* BEGIN EXTRACTED ENTRIES *
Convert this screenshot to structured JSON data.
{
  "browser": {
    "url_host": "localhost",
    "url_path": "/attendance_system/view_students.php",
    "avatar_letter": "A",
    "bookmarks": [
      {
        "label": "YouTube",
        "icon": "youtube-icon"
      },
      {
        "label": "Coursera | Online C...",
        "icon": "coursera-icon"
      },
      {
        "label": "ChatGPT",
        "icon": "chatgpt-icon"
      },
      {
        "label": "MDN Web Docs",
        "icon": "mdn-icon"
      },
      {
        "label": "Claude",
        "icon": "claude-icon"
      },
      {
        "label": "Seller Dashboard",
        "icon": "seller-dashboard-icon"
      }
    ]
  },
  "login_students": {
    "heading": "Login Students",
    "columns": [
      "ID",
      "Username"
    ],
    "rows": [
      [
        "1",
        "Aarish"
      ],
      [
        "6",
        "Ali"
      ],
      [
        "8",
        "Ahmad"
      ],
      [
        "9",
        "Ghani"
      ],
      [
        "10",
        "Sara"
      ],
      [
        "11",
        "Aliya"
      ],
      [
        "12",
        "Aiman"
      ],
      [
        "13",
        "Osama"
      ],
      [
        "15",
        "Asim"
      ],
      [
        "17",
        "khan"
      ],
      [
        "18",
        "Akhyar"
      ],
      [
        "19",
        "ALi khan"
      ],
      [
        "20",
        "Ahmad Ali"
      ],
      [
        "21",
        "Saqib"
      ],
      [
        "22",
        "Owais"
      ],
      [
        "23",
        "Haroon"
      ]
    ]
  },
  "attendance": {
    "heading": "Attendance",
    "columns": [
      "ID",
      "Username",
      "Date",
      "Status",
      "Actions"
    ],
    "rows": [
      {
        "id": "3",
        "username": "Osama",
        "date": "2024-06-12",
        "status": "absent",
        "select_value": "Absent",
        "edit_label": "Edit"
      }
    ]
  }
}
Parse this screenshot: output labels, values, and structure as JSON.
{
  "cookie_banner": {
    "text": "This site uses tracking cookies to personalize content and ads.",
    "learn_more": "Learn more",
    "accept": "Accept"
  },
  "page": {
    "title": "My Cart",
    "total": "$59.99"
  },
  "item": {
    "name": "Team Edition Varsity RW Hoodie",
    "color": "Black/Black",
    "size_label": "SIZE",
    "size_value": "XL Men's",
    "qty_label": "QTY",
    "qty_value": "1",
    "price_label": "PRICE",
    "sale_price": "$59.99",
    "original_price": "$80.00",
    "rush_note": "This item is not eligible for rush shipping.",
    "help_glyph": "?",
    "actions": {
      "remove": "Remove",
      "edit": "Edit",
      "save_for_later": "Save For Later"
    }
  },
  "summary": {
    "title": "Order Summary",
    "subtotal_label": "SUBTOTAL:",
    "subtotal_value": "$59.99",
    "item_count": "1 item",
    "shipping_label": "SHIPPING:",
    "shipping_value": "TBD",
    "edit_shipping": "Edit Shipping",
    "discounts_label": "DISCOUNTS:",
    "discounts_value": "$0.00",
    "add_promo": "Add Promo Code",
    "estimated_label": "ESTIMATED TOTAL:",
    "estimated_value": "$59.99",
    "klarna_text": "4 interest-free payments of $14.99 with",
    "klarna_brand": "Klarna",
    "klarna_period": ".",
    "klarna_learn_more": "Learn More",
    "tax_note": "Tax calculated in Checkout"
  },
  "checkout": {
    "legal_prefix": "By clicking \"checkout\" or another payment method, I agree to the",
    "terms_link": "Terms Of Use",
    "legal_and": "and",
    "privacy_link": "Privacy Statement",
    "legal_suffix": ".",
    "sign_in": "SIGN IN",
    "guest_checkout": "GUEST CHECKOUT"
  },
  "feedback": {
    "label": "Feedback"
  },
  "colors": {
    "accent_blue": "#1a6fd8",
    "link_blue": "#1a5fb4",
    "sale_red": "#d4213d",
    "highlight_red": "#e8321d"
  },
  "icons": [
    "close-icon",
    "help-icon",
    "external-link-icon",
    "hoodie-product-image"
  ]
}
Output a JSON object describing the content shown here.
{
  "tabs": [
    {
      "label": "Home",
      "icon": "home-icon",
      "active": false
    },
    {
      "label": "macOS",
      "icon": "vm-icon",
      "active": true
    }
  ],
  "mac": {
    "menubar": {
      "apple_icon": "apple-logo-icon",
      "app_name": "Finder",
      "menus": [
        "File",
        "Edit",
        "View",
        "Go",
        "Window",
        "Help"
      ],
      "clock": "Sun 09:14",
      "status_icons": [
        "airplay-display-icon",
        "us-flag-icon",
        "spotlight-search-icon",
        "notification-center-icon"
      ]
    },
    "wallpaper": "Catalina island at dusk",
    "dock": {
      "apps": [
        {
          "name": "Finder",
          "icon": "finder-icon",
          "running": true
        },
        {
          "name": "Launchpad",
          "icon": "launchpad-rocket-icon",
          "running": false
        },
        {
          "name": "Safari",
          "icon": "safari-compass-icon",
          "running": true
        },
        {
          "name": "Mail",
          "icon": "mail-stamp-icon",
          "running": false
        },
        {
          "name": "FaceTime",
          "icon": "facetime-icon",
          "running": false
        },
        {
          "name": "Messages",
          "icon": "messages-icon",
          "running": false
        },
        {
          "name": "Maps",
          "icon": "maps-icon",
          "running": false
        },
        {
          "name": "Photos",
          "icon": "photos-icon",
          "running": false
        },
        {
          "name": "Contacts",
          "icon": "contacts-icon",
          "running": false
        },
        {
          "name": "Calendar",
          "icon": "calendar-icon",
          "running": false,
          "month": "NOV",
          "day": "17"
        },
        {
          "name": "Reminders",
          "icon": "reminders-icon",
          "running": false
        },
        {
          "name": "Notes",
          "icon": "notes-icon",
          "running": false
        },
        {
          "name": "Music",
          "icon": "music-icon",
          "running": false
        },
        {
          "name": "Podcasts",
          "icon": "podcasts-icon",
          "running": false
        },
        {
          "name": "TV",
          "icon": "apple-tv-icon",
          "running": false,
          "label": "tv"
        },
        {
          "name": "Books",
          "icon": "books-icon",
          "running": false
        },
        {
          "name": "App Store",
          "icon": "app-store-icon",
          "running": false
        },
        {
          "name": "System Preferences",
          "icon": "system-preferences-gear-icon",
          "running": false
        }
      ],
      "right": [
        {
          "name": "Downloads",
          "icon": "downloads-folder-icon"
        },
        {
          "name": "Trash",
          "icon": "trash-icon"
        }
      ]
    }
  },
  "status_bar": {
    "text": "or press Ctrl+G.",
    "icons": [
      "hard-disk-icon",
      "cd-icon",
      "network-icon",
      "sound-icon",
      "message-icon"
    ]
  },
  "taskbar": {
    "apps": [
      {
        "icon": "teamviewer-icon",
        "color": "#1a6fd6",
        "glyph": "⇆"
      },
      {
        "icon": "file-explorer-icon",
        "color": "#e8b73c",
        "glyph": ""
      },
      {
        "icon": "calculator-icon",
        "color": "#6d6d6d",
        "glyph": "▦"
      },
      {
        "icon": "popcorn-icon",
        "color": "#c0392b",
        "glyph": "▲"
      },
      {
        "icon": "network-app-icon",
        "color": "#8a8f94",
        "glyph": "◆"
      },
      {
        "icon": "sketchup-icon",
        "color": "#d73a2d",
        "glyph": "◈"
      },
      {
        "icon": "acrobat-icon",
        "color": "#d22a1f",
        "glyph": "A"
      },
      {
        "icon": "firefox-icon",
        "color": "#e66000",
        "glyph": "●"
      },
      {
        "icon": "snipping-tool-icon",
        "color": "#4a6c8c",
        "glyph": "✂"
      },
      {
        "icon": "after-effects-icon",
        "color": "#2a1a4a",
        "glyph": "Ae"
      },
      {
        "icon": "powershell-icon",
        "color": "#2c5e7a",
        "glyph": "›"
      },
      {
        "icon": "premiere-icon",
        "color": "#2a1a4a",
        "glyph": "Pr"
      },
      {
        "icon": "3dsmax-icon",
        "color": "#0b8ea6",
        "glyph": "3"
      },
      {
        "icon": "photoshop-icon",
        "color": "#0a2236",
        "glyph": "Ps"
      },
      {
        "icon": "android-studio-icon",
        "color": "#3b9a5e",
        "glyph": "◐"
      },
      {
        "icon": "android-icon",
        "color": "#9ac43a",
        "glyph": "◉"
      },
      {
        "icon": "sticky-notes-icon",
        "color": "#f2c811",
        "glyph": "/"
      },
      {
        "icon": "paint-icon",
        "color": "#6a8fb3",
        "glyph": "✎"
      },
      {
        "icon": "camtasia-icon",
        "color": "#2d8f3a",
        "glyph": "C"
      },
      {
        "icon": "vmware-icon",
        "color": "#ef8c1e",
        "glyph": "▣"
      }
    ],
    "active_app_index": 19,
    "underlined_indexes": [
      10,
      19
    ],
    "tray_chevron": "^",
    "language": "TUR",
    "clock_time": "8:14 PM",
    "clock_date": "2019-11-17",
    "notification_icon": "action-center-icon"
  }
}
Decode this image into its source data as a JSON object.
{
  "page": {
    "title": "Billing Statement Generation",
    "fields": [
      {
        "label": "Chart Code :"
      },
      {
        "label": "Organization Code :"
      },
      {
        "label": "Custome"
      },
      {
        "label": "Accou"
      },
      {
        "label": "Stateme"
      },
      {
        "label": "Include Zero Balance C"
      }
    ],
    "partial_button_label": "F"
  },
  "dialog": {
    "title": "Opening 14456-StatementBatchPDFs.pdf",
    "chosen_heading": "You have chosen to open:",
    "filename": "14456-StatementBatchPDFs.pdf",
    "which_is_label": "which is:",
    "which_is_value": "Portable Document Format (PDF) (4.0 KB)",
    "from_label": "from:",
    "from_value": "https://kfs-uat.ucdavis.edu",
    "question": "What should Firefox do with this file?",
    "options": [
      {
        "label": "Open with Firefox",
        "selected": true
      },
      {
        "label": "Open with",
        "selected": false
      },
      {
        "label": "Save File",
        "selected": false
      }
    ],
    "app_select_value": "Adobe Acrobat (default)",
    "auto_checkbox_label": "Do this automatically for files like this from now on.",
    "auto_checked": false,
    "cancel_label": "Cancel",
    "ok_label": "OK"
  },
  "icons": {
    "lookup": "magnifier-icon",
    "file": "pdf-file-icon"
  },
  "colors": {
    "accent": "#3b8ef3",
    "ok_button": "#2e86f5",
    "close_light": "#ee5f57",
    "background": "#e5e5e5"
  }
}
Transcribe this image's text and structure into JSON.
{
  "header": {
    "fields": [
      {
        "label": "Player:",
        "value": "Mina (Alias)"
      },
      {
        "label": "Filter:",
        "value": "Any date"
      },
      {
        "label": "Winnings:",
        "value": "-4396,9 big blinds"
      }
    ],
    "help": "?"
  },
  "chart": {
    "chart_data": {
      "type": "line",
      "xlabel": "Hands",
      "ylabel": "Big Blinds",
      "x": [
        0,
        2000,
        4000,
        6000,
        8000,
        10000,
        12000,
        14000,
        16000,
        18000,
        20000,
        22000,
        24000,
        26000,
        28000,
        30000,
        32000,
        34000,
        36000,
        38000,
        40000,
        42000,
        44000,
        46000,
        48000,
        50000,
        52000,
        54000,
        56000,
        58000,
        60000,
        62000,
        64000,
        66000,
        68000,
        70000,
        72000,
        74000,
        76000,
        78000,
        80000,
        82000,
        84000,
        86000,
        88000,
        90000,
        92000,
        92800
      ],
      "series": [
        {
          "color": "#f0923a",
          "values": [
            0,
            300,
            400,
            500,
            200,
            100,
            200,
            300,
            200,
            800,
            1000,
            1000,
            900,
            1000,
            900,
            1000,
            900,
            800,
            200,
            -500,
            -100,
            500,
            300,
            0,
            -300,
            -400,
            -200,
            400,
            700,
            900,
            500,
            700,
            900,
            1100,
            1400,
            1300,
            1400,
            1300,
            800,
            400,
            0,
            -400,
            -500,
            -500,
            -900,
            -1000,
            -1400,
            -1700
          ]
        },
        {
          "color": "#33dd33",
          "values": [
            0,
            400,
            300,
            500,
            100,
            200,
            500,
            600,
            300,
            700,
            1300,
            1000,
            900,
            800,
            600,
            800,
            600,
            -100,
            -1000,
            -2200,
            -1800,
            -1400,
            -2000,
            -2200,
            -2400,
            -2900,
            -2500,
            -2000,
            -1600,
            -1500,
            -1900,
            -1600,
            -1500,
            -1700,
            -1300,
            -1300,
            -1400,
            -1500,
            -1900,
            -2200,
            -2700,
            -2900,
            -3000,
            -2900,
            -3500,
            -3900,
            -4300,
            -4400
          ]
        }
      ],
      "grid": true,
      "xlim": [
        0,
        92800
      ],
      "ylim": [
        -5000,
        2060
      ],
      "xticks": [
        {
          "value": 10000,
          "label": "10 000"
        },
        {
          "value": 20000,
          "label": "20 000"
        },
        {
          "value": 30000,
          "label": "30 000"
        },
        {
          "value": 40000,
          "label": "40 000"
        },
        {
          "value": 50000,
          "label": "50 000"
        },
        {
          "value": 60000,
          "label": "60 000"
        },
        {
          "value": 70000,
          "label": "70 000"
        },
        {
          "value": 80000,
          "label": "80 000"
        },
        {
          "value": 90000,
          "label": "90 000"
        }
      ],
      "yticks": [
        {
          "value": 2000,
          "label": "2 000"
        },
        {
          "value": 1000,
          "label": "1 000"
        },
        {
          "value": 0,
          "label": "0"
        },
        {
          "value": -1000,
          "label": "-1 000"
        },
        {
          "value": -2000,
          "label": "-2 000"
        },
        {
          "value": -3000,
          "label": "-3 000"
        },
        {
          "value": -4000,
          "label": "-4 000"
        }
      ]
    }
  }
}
* END EXTRACTED ENTRIES *
- [STATED PROBLEM] Every line that holds the string "true" should be returned.

- [RESULT FOR THIS TASK]
      "active": true
          "running": true
          "running": true
        "selected": true
      "grid": true,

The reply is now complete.